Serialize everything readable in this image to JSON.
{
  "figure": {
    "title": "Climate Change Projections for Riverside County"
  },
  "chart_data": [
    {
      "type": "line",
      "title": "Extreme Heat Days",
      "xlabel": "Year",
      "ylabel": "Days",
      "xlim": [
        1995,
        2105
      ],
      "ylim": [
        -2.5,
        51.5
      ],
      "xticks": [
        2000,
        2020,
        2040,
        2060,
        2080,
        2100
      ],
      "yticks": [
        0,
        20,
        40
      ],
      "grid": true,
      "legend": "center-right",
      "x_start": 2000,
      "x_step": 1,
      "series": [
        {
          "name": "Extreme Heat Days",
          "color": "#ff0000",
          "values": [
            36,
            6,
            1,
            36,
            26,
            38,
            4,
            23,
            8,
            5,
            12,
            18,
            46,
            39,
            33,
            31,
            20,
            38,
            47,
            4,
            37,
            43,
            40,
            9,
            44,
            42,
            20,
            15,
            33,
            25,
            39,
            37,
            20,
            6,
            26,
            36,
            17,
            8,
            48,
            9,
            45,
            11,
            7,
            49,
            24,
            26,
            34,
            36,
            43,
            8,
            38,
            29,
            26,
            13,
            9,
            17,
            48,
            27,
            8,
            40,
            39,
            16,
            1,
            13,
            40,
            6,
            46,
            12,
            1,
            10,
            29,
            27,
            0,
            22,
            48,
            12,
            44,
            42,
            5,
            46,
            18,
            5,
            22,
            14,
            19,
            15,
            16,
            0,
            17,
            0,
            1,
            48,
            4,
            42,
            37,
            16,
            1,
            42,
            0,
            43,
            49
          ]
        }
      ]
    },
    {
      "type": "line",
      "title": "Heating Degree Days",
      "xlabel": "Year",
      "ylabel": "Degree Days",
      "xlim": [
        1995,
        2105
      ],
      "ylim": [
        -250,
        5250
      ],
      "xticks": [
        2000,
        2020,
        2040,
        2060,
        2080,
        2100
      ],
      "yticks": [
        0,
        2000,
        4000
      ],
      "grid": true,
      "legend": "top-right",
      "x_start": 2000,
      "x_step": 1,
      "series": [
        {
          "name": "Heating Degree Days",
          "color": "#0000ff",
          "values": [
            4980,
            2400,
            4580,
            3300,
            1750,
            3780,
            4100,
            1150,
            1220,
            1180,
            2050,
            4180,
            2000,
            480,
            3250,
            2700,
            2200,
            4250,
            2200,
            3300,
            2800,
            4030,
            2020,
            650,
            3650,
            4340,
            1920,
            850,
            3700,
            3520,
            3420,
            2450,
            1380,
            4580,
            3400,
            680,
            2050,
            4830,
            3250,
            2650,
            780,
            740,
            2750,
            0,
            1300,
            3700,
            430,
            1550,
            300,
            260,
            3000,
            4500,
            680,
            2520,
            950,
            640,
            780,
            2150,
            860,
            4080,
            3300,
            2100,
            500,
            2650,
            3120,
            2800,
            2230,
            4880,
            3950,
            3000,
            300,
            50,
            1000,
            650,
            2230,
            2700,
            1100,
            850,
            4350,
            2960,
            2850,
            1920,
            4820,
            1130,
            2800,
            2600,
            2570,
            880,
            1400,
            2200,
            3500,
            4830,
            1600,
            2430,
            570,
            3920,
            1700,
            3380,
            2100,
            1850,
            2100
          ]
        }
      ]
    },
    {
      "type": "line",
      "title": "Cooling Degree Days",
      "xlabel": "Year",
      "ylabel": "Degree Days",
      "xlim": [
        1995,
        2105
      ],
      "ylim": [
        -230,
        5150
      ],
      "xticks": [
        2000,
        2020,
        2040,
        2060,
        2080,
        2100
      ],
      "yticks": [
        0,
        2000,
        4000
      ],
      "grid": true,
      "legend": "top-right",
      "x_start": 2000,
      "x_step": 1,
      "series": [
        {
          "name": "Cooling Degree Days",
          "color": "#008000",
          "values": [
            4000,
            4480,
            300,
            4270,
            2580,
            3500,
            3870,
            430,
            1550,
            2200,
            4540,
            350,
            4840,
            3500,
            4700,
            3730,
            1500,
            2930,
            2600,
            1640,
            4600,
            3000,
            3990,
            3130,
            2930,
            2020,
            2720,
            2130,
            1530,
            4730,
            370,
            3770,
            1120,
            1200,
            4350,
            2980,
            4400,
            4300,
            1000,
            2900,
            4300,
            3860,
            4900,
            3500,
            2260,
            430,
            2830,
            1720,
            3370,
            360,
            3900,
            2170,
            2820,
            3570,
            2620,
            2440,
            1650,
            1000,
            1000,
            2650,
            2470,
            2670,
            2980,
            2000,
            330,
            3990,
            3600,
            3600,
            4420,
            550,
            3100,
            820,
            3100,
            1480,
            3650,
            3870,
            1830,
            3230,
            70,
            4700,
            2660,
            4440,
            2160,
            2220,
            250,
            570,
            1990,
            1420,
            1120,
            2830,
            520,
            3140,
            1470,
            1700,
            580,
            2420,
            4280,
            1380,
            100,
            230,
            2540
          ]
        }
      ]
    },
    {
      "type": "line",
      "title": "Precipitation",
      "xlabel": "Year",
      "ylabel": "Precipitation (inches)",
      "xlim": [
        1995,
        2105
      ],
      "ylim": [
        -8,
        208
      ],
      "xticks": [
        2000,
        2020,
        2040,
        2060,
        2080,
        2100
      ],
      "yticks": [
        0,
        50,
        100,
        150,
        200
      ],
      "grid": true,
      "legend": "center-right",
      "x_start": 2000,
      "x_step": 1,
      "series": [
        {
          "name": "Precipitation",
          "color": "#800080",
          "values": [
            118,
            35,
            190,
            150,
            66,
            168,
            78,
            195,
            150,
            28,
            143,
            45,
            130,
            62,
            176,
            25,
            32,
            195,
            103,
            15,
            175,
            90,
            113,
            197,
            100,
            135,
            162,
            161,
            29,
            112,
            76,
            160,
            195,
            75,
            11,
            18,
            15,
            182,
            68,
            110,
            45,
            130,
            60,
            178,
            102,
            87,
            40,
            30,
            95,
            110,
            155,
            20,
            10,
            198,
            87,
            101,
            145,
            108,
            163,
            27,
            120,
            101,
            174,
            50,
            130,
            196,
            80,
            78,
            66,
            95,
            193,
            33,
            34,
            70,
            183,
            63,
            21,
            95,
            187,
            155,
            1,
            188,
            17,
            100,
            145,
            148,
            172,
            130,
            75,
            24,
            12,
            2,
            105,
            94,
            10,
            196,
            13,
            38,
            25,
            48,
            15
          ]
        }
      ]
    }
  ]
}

-=-=-

> **The exercise**
Repeat the records above exactly, from the first line to the last.

> **Exercise answer**
Serialize everything readable in this image to JSON.
{
  "figure": {
    "title": "Climate Change Projections for Riverside County"
  },
  "chart_data": [
    {
      "type": "line",
      "title": "Extreme Heat Days",
      "xlabel": "Year",
      "ylabel": "Days",
      "xlim": [
        1995,
        2105
      ],
      "ylim": [
        -2.5,
        51.5
      ],
      "xticks": [
        2000,
        2020,
        2040,
        2060,
        2080,
        2100
      ],
      "yticks": [
        0,
        20,
        40
      ],
      "grid": true,
      "legend": "center-right",
      "x_start": 2000,
      "x_step": 1,
      "series": [
        {
          "name": "Extreme Heat Days",
          "color": "#ff0000",
          "values": [
            36,
            6,
            1,
            36,
            26,
            38,
            4,
            23,
            8,
            5,
            12,
            18,
            46,
            39,
            33,
            31,
            20,
            38,
            47,
            4,
            37,
            43,
            40,
            9,
            44,
            42,
            20,
            15,
            33,
            25,
            39,
            37,
            20,
            6,
            26,
            36,
            17,
            8,
            48,
            9,
            45,
            11,
            7,
            49,
            24,
            26,
            34,
            36,
            43,
            8,
            38,
            29,
            26,
            13,
            9,
            17,
            48,
            27,
            8,
            40,
            39,
            16,
            1,
            13,
            40,
            6,
            46,
            12,
            1,
            10,
            29,
            27,
            0,
            22,
            48,
            12,
            44,
            42,
            5,
            46,
            18,
            5,
            22,
            14,
            19,
            15,
            16,
            0,
            17,
            0,
            1,
            48,
            4,
            42,
            37,
            16,
            1,
            42,
            0,
            43,
            49
          ]
        }
      ]
    },
    {
      "type": "line",
      "title": "Heating Degree Days",
      "xlabel": "Year",
      "ylabel": "Degree Days",
      "xlim": [
        1995,
        2105
      ],
      "ylim": [
        -250,
        5250
      ],
      "xticks": [
        2000,
        2020,
        2040,
        2060,
        2080,
        2100
      ],
      "yticks": [
        0,
        2000,
        4000
      ],
      "grid": true,
      "legend": "top-right",
      "x_start": 2000,
      "x_step": 1,
      "series": [
        {
          "name": "Heating Degree Days",
          "color": "#0000ff",
          "values": [
            4980,
            2400,
            4580,
            3300,
            1750,
            3780,
            4100,
            1150,
            1220,
            1180,
            2050,
            4180,
            2000,
            480,
            3250,
            2700,
            2200,
            4250,
            2200,
            3300,
            2800,
            4030,
            2020,
            650,
            3650,
            4340,
            1920,
            850,
            3700,
            3520,
            3420,
            2450,
            1380,
            4580,
            3400,
            680,
            2050,
            4830,
            3250,
            2650,
            780,
            740,
            2750,
            0,
            1300,
            3700,
            430,
            1550,
            300,
            260,
            3000,
            4500,
            680,
            2520,
            950,
            640,
            780,
            2150,
            860,
            4080,
            3300,
            2100,
            500,
            2650,
            3120,
            2800,
            2230,
            4880,
            3950,
            3000,
            300,
            50,
            1000,
            650,
            2230,
            2700,
            1100,
            850,
            4350,
            2960,
            2850,
            1920,
            4820,
            1130,
            2800,
            2600,
            2570,
            880,
            1400,
            2200,
            3500,
            4830,
            1600,
            2430,
            570,
            3920,
            1700,
            3380,
            2100,
            1850,
            2100
          ]
        }
      ]
    },
    {
      "type": "line",
      "title": "Cooling Degree Days",
      "xlabel": "Year",
      "ylabel": "Degree Days",
      "xlim": [
        1995,
        2105
      ],
      "ylim": [
        -230,
        5150
      ],
      "xticks": [
        2000,
        2020,
        2040,
        2060,
        2080,
        2100
      ],
      "yticks": [
        0,
        2000,
        4000
      ],
      "grid": true,
      "legend": "top-right",
      "x_start": 2000,
      "x_step": 1,
      "series": [
        {
          "name": "Cooling Degree Days",
          "color": "#008000",
          "values": [
            4000,
            4480,
            300,
            4270,
            2580,
            3500,
            3870,
            430,
            1550,
            2200,
            4540,
            350,
            4840,
            3500,
            4700,
            3730,
            1500,
            2930,
            2600,
            1640,
            4600,
            3000,
            3990,
            3130,
            2930,
            2020,
            2720,
            2130,
            1530,
            4730,
            370,
            3770,
            1120,
            1200,
            4350,
            2980,
            4400,
            4300,
            1000,
            2900,
            4300,
            3860,
            4900,
            3500,
            2260,
            430,
            2830,
            1720,
            3370,
            360,
            3900,
            2170,
            2820,
            3570,
            2620,
            2440,
            1650,
            1000,
            1000,
            2650,
            2470,
            2670,
            2980,
            2000,
            330,
            3990,
            3600,
            3600,
            4420,
            550,
            3100,
            820,
            3100,
            1480,
            3650,
            3870,
            1830,
            3230,
            70,
            4700,
            2660,
            4440,
            2160,
            2220,
            250,
            570,
            1990,
            1420,
            1120,
            2830,
            520,
            3140,
            1470,
            1700,
            580,
            2420,
            4280,
            1380,
            100,
            230,
            2540
          ]
        }
      ]
    },
    {
      "type": "line",
      "title": "Precipitation",
      "xlabel": "Year",
      "ylabel": "Precipitation (inches)",
      "xlim": [
        1995,
        2105
      ],
      "ylim": [
        -8,
        208
      ],
      "xticks": [
        2000,
        2020,
        2040,
        2060,
        2080,
        2100
      ],
      "yticks": [
        0,
        50,
        100,
        150,
        200
      ],
      "grid": true,
      "legend": "center-right",
      "x_start": 2000,
      "x_step": 1,
      "series": [
        {
          "name": "Precipitation",
          "color": "#800080",
          "values": [
            118,
            35,
            190,
            150,
            66,
            168,
            78,
            195,
            150,
            28,
            143,
            45,
            130,
            62,
            176,
            25,
            32,
            195,
            103,
            15,
            175,
            90,
            113,
            197,
            100,
            135,
            162,
            161,
            29,
            112,
            76,
            160,
            195,
            75,
            11,
            18,
            15,
            182,
            68,
            110,
            45,
            130,
            60,
            178,
            102,
            87,
            40,
            30,
            95,
            110,
            155,
            20,
            10,
            198,
            87,
            101,
            145,
            108,
            163,
            27,
            120,
            101,
            174,
            50,
            130,
            196,
            80,
            78,
            66,
            95,
            193,
            33,
            34,
            70,
            183,
            63,
            21,
            95,
            187,
            155,
            1,
            188,
            17,
            100,
            145,
            148,
            172,
            130,
            75,
            24,
            12,
            2,
            105,
            94,
            10,
            196,
            13,
            38,
            25,
            48,
            15
          ]
        }
      ]
    }
  ]
}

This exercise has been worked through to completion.